## 作業内容
A – 抜粋によれば、「ユダ!」というヤジが実際に観客から浴びせられたのはいつのどこの公演か。
B – 抜粋のうち、「このシーンで、ディランは観客」を含む語句で始まり「での決別でもあったのだから。」で終わる部分を、一字も変えずに抜き出せ。

このシーンで、ディランは観客から「ユダ!(=裏切り者!)」という、キリスト教世界にあっては強烈すぎる罵声を浴びせられるが、これが史実に正確でないのは、ファンならばご存じだろう。このヤジは1966年5月のマンチェスター公演時に観客から浴びせられたもので、対するディランは“あんたは嘘つきだ、信じない”と応じ、鬼気迫る「ライク・ア・ローリング・ストーン」の演奏に突入する。これもまた、劇中ではニューポートでのやりとりとして描かれている。
『名もなき者/A COMPLETE UNKNOWN』©2025 Searchlight Pictures. All Rights Reserved.
このような改変は伝記ドラマでは珍しくない。マンゴールド監督ら製作陣は、事実を正確に描くより、ディランのスピリットを正確にとらえることを優先した。フォークミュージックの保守的な純粋主義者と決別するうえで、大観衆が集うフォークのフェスほどふさわしい場はない。主催であり、恩人でもあるシーガーとの、ある意味での決別でもあったのだから。

[要素と領域のデータ]
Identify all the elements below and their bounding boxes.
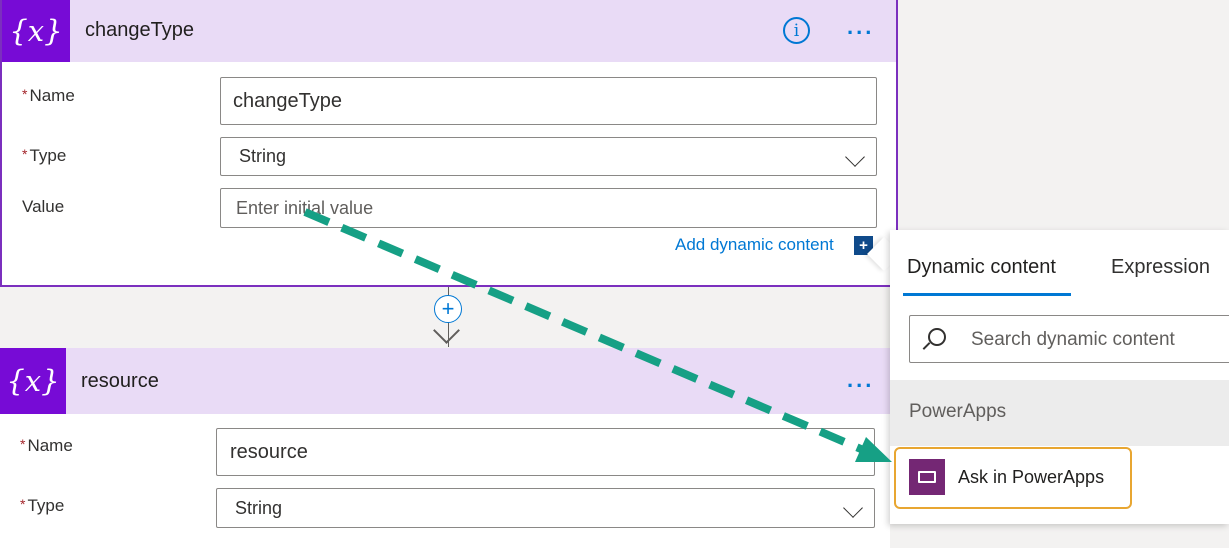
name-input[interactable]: resource — [216, 428, 875, 476]
more-options-icon[interactable]: ... — [847, 14, 874, 40]
type-dropdown[interactable]: String — [220, 137, 877, 176]
name-input[interactable]: changeType — [220, 77, 877, 125]
variable-icon: {x} — [2, 0, 70, 62]
highlight-box — [894, 447, 1132, 509]
card-header[interactable]: {x} resource ... — [0, 348, 890, 414]
info-icon[interactable]: i — [783, 17, 810, 44]
variable-icon: {x} — [0, 348, 66, 414]
value-placeholder: Enter initial value — [236, 197, 374, 218]
required-marker: * — [22, 86, 28, 102]
card-title: resource — [81, 370, 159, 392]
value-input[interactable]: Enter initial value — [220, 188, 877, 228]
chevron-down-icon — [845, 147, 865, 167]
name-label: * Name — [20, 436, 73, 455]
chevron-down-icon — [843, 498, 863, 518]
type-label: * Type — [22, 146, 67, 165]
group-header-powerapps: PowerApps — [890, 380, 1229, 446]
search-placeholder: Search dynamic content — [971, 329, 1175, 350]
card-title: changeType — [85, 19, 194, 41]
search-icon — [928, 328, 946, 346]
search-input[interactable]: Search dynamic content — [909, 315, 1229, 363]
more-options-icon[interactable]: ... — [847, 367, 874, 393]
required-marker: * — [20, 436, 26, 452]
active-tab-indicator — [903, 293, 1071, 296]
dynamic-content-panel: Dynamic content Expression Search dynami… — [890, 230, 1229, 524]
tab-expression[interactable]: Expression — [1111, 256, 1210, 279]
arrow-down-icon — [433, 317, 460, 344]
initialize-variable-card-changetype[interactable]: {x} changeType i ... * Name changeType * T… — [0, 0, 898, 287]
required-marker: * — [20, 496, 26, 512]
name-label: * Name — [22, 86, 75, 105]
required-marker: * — [22, 146, 28, 162]
group-label: PowerApps — [909, 401, 1007, 422]
type-label: * Type — [20, 496, 65, 515]
type-dropdown[interactable]: String — [216, 488, 875, 528]
tab-dynamic-content[interactable]: Dynamic content — [907, 256, 1056, 279]
value-label: Value — [22, 197, 65, 216]
initialize-variable-card-resource[interactable]: {x} resource ... * Name resource * Type St… — [0, 348, 890, 548]
card-header[interactable]: {x} changeType i ... — [2, 0, 896, 62]
add-dynamic-content-link[interactable]: Add dynamic content — [675, 235, 834, 255]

## 解答一覧
A – 1966年5月のマンチェスター公演。

B –
このシーンで、ディランは観客から「ユダ!(=裏切り者!)」という、キリスト教世界にあっては強烈すぎる罵声を浴びせられるが、これが史実に正確でないのは、ファンならばご存じだろう。このヤジは1966年5月のマンチェスター公演時に観客から浴びせられたもので、対するディランは“あんたは嘘つきだ、信じない”と応じ、鬼気迫る「ライク・ア・ローリング・ストーン」の演奏に突入する。これもまた、劇中ではニューポートでのやりとりとして描かれている。
『名もなき者/A COMPLETE UNKNOWN』©2025 Searchlight Pictures. All Rights Reserved.
このような改変は伝記ドラマでは珍しくない。マンゴールド監督ら製作陣は、事実を正確に描くより、ディランのスピリットを正確にとらえることを優先した。フォークミュージックの保守的な純粋主義者と決別するうえで、大観衆が集うフォークのフェスほどふさわしい場はない。主催であり、恩人でもあるシーガーとの、ある意味での決別でもあったのだから。